The task:
Determine how many lines of the entries contain "wird". Reply with that number alone.

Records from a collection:
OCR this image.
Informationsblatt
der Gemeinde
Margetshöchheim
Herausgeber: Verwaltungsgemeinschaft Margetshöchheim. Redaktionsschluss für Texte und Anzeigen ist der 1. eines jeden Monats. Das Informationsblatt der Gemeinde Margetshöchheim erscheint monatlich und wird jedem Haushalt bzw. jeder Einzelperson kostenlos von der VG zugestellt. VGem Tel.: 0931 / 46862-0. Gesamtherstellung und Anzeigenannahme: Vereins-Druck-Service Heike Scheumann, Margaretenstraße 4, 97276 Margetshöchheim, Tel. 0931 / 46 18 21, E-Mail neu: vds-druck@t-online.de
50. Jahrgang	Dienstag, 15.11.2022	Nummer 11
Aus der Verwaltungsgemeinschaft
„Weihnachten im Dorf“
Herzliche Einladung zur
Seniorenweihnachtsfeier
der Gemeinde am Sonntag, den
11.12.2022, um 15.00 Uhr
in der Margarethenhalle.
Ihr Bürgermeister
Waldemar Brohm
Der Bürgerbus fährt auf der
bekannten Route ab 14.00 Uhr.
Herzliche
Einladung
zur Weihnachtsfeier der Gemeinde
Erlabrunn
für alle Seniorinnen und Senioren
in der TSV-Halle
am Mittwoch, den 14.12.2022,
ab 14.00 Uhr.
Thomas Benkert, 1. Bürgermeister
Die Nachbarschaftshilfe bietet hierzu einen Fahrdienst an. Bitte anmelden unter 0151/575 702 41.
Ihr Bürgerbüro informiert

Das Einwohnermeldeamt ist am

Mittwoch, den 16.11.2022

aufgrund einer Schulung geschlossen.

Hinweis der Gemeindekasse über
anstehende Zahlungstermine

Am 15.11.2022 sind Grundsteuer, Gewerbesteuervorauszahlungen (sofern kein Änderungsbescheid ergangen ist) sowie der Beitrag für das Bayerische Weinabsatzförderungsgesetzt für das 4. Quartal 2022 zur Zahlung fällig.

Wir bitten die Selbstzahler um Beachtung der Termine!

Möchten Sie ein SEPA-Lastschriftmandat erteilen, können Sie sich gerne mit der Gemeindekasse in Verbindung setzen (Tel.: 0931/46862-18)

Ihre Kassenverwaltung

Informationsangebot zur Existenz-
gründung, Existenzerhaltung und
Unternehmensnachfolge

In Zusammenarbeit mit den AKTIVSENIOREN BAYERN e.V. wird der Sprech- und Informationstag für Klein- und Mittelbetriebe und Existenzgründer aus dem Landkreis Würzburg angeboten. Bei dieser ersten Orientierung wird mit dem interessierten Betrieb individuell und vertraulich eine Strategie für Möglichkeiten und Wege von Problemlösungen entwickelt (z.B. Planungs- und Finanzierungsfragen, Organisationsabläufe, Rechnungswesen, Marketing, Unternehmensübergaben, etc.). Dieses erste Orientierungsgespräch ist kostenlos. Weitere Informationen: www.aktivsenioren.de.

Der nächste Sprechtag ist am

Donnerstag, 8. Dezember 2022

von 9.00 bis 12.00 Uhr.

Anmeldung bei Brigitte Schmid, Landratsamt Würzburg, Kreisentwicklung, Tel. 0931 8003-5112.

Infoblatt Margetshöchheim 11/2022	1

Reply to the task:
2